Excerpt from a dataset
* begin *
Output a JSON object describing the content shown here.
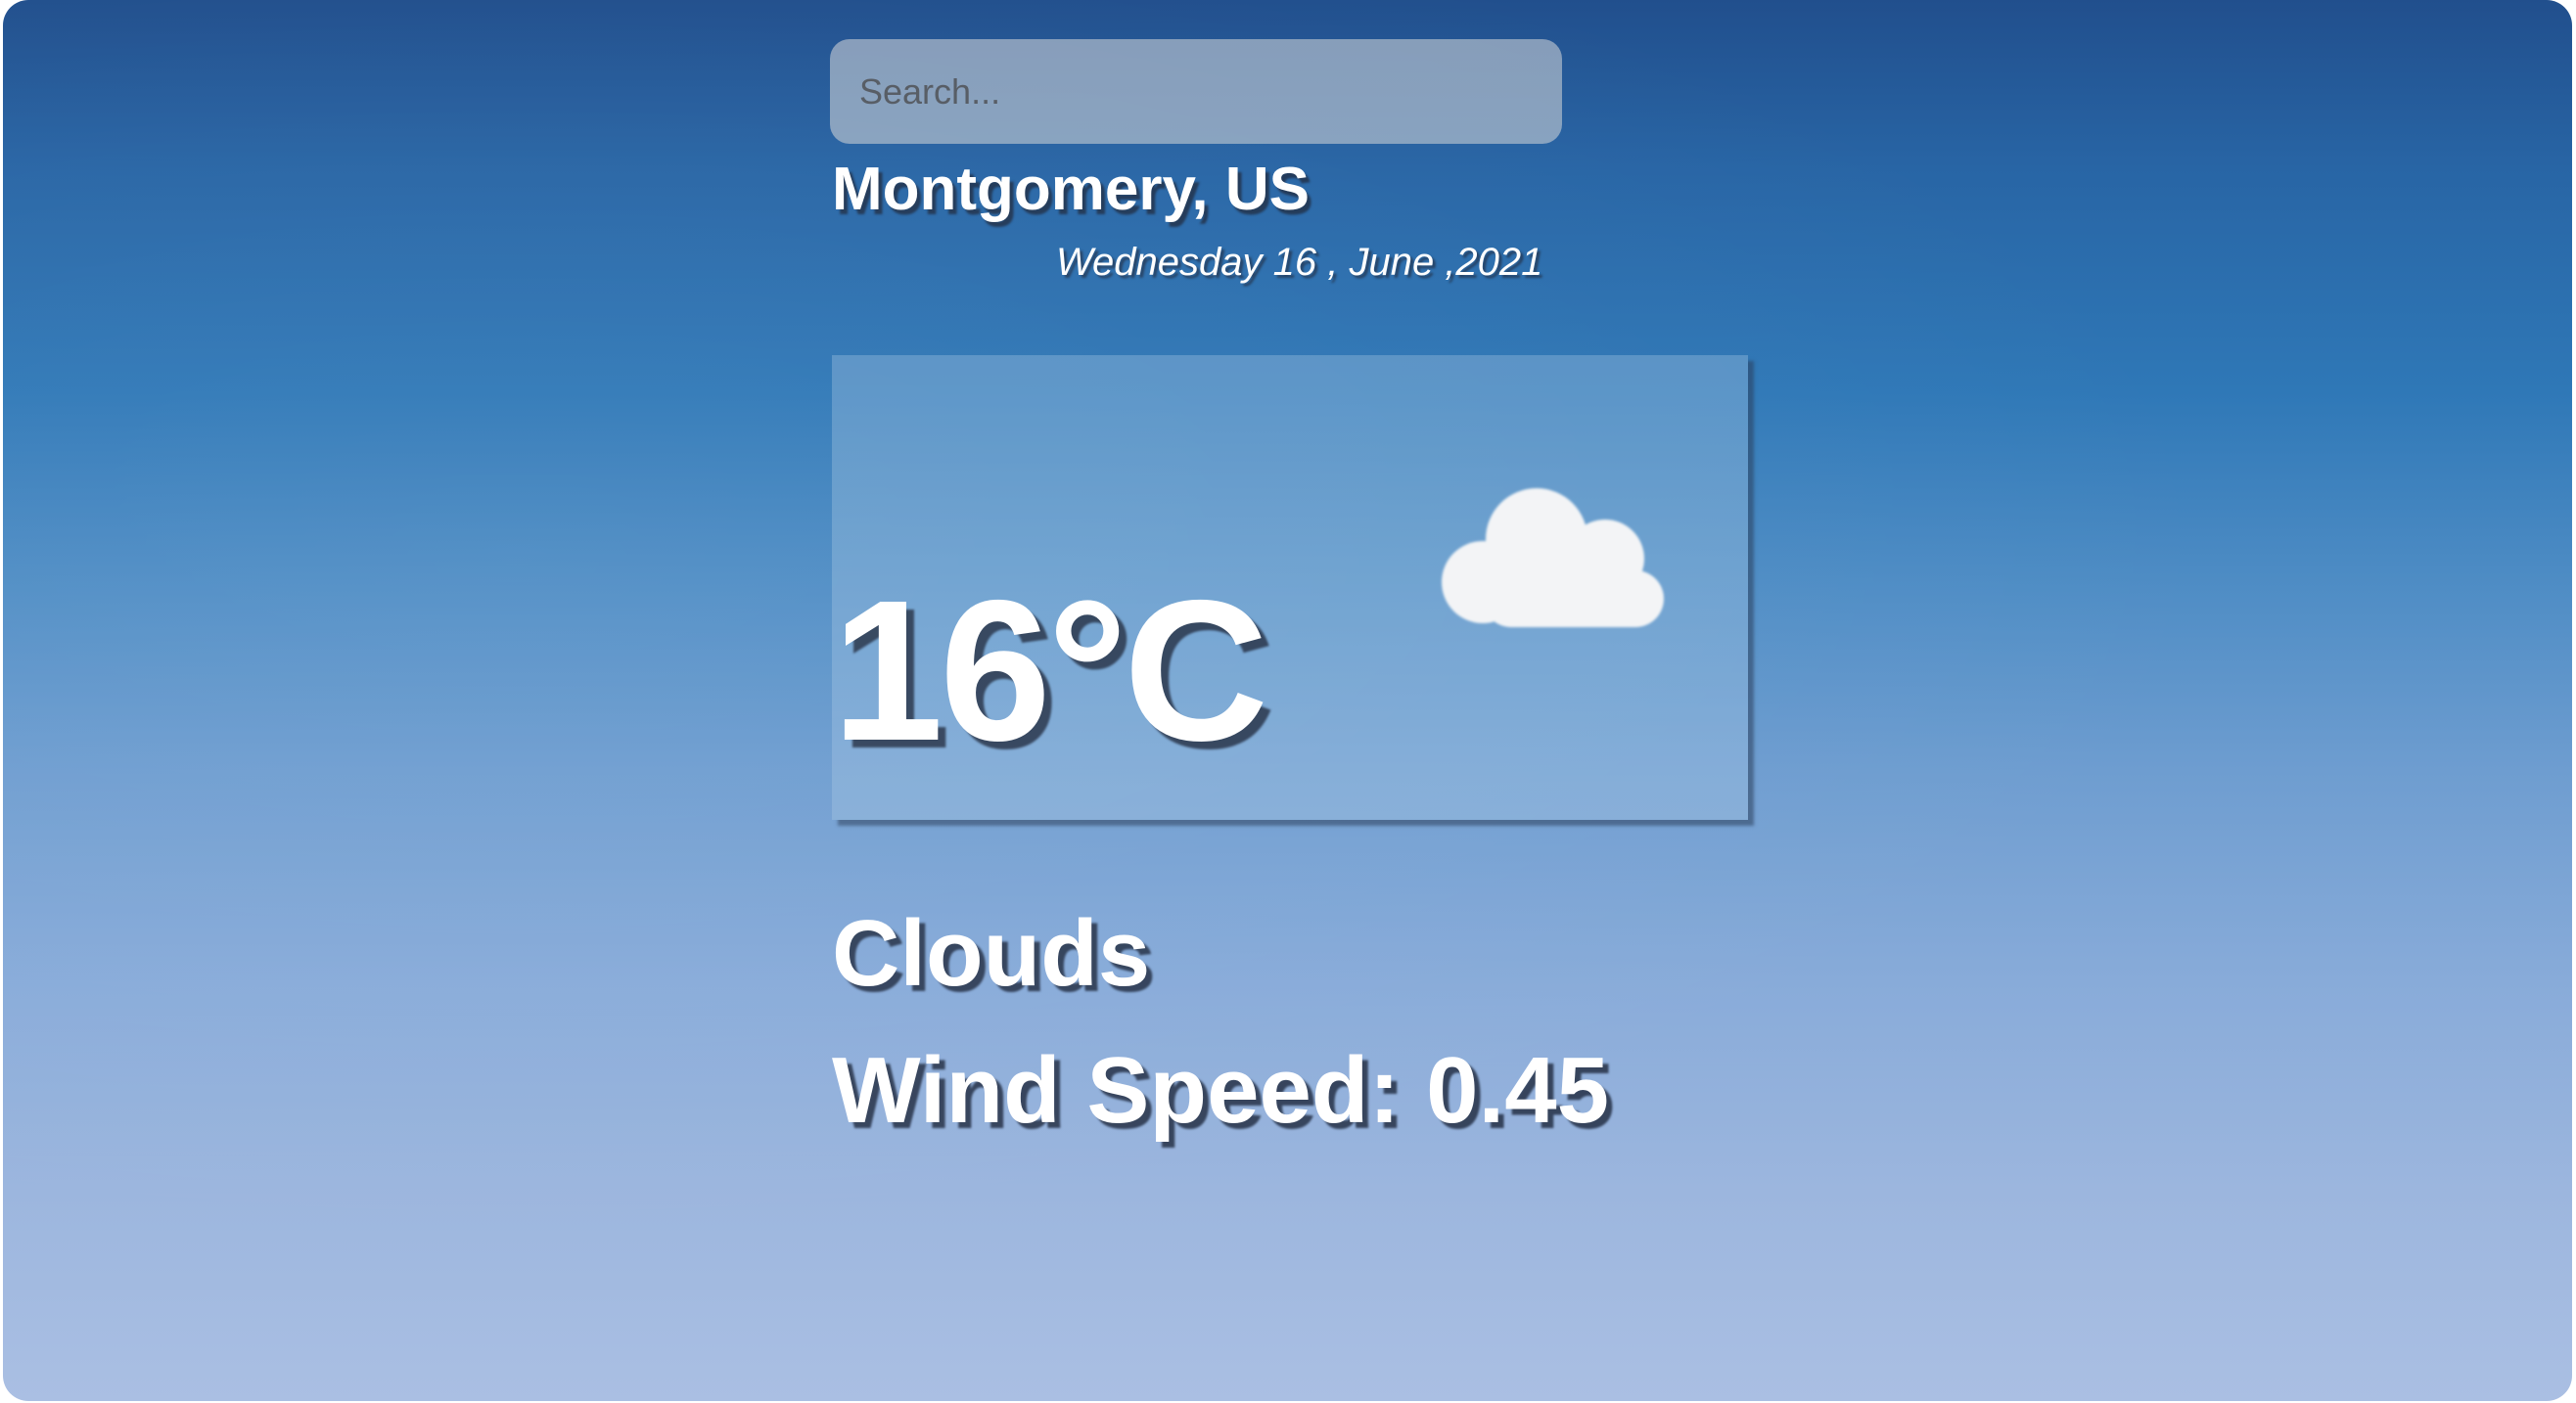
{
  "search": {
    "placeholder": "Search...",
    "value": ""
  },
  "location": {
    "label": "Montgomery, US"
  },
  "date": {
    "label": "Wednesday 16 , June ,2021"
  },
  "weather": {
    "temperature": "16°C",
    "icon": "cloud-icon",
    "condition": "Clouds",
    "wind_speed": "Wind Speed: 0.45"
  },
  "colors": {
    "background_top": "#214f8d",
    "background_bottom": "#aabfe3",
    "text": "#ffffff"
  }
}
* end *
* begin *
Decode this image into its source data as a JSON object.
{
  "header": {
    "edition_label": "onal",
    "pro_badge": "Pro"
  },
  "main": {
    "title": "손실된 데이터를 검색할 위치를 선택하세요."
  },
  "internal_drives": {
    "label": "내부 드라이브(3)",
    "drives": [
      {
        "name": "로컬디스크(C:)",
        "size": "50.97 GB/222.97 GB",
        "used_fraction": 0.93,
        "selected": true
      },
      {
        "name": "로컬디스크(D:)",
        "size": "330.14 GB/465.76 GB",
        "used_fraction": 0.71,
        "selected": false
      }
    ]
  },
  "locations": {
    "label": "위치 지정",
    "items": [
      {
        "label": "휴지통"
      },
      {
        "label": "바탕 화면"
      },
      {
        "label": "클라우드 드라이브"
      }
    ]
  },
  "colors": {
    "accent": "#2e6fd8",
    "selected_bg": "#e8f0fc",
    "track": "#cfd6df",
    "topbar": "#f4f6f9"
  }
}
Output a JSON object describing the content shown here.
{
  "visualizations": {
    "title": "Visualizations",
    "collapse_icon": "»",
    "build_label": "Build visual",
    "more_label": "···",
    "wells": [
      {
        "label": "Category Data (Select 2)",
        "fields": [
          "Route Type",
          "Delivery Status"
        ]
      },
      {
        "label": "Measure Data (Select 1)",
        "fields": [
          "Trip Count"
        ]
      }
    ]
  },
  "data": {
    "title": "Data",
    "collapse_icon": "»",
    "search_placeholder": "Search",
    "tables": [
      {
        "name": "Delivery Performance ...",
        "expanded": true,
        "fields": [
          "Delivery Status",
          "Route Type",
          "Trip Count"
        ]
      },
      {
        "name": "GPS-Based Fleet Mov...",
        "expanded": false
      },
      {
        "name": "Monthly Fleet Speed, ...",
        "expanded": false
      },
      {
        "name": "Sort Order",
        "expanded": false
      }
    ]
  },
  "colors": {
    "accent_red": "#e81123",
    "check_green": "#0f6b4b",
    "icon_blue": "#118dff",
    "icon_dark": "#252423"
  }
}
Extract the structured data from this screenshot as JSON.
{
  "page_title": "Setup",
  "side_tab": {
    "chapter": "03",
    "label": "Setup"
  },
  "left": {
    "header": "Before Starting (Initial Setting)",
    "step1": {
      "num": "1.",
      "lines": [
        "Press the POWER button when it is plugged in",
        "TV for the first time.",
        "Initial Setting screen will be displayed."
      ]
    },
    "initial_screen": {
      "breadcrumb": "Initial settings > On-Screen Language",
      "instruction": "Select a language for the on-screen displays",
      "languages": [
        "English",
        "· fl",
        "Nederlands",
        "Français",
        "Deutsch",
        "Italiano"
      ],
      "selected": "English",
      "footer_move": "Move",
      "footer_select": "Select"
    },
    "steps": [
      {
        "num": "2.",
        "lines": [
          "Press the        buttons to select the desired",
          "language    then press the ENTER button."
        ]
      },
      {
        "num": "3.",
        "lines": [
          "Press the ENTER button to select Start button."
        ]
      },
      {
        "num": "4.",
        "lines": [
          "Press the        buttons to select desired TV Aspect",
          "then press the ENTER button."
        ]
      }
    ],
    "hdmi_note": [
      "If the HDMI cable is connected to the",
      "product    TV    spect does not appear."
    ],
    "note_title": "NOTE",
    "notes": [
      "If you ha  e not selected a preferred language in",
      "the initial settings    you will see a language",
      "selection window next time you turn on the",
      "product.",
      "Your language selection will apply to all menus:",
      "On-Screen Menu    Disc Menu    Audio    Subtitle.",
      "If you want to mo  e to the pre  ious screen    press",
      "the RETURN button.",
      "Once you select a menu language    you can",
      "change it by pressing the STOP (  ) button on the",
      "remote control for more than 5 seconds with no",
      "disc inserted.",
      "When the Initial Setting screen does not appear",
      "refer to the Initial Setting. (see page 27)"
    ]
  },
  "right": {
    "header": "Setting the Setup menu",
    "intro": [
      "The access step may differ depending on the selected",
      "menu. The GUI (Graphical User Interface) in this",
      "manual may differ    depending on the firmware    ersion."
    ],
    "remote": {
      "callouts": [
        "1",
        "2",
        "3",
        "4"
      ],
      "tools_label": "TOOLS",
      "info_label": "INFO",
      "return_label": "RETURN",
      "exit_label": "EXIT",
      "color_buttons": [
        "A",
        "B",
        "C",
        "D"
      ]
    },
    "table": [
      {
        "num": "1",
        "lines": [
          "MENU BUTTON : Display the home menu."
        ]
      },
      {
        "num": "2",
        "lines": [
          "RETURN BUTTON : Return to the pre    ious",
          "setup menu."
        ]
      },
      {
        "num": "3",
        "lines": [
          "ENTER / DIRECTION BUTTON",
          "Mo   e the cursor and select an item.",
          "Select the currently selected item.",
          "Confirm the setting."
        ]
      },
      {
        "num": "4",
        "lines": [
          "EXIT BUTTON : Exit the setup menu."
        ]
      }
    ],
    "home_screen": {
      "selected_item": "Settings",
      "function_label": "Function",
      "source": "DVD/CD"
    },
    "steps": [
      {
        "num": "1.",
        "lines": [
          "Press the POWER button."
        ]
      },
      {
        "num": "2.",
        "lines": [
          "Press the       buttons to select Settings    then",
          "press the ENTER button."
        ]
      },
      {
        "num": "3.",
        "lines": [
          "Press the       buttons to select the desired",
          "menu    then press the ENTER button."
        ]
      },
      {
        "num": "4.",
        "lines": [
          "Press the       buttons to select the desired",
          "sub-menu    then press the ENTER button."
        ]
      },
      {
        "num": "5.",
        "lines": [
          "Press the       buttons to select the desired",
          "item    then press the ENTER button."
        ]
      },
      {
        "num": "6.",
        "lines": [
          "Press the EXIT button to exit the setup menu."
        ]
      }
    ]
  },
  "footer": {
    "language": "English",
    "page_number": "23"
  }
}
* end *
* begin *
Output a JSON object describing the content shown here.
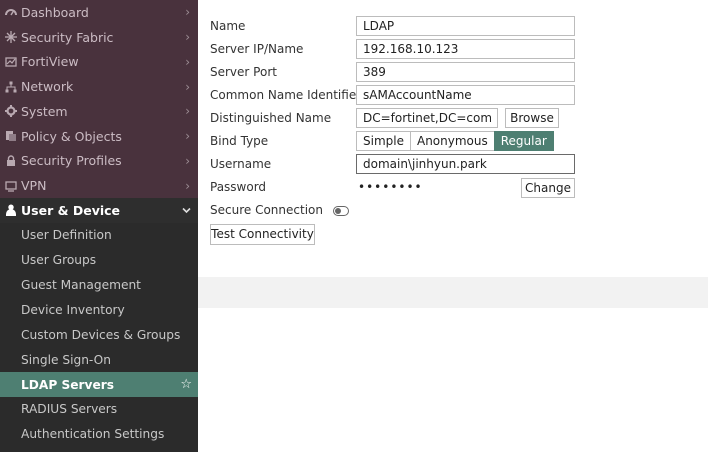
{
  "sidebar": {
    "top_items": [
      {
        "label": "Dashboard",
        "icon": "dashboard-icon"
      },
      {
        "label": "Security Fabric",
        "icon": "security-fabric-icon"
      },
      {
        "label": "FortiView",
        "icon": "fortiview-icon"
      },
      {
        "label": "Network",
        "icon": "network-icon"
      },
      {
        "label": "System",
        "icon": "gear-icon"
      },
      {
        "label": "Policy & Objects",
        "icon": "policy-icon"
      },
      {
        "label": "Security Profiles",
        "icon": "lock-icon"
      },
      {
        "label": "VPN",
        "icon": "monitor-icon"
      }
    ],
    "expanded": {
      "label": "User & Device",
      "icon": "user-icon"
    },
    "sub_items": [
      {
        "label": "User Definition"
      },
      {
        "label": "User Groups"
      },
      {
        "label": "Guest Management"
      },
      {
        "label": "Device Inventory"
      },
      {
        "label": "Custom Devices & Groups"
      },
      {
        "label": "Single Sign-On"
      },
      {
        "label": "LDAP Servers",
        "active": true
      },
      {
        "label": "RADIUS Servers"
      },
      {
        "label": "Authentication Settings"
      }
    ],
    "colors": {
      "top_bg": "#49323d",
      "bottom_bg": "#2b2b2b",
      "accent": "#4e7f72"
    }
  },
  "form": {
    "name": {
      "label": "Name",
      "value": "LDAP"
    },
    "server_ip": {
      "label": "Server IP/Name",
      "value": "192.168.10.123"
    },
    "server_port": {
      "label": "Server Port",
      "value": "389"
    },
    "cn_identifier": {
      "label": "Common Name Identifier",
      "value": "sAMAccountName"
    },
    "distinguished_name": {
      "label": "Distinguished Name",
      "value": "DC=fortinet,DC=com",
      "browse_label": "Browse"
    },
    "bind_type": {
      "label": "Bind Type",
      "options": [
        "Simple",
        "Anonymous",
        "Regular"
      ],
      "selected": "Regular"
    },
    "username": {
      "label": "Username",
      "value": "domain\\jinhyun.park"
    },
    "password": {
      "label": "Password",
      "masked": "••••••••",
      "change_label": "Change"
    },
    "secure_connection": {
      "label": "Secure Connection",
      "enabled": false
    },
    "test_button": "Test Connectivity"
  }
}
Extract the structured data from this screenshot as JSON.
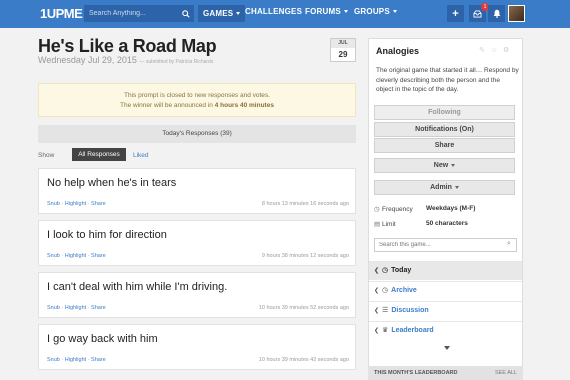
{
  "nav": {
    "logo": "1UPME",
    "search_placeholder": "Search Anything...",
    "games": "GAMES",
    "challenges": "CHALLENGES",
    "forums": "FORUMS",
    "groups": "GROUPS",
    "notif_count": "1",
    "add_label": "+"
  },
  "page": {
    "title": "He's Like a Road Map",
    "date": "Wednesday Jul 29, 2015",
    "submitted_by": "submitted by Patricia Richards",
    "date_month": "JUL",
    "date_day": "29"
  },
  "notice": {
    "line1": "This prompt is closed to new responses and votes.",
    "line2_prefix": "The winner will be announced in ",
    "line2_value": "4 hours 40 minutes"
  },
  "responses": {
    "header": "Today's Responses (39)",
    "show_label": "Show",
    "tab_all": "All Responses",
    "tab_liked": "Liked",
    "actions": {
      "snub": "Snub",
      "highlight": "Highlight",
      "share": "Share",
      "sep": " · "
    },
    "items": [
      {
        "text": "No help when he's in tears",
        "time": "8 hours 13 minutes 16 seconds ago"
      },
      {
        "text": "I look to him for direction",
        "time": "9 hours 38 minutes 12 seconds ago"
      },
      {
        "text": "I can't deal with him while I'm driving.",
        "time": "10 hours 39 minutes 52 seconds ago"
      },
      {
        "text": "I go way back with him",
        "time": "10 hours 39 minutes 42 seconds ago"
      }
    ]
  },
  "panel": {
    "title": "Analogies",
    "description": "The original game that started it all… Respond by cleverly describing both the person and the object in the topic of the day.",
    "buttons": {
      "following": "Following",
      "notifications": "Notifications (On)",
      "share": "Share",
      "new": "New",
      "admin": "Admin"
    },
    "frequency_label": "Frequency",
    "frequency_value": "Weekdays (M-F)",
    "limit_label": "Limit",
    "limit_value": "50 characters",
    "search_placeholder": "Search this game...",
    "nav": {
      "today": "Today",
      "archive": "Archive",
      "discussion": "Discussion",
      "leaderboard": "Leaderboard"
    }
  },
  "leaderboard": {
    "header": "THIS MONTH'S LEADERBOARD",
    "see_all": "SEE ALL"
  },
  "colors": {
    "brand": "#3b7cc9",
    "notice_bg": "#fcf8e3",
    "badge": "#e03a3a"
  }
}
* end *
**Objective**
Look through the entries above and list every line containing "does".

**Final answer**
      "product    TV    spect does not appear."
      "When the Initial Setting screen does not appear",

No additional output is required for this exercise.